Collected data
========
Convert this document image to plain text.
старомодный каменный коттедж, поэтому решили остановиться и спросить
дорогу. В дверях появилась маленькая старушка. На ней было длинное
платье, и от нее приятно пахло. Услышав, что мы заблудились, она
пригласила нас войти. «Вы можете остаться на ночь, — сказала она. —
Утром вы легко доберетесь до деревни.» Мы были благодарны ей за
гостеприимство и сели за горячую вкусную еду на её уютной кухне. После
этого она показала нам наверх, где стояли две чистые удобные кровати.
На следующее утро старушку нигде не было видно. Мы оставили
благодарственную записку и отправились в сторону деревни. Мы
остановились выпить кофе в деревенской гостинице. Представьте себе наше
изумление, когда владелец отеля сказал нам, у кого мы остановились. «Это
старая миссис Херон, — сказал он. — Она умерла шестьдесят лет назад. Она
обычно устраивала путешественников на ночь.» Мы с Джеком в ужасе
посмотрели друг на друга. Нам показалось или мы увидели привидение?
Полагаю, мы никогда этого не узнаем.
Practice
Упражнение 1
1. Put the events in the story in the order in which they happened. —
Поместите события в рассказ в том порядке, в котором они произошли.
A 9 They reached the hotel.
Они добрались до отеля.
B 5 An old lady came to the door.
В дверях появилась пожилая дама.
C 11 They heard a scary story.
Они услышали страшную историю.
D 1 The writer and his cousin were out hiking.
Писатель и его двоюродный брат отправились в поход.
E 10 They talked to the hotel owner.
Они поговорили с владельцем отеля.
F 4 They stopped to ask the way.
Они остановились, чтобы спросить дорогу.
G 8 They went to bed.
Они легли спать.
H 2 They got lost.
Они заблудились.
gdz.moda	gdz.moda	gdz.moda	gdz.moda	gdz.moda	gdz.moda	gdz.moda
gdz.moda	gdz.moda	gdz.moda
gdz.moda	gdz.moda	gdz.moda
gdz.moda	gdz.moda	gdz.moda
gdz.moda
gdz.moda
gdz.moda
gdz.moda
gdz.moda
========
Where a line in the material contains "отправились", copy that line.

благодарственную записку и отправились в сторону деревни. Мы
Писатель и его двоюродный брат отправились в поход.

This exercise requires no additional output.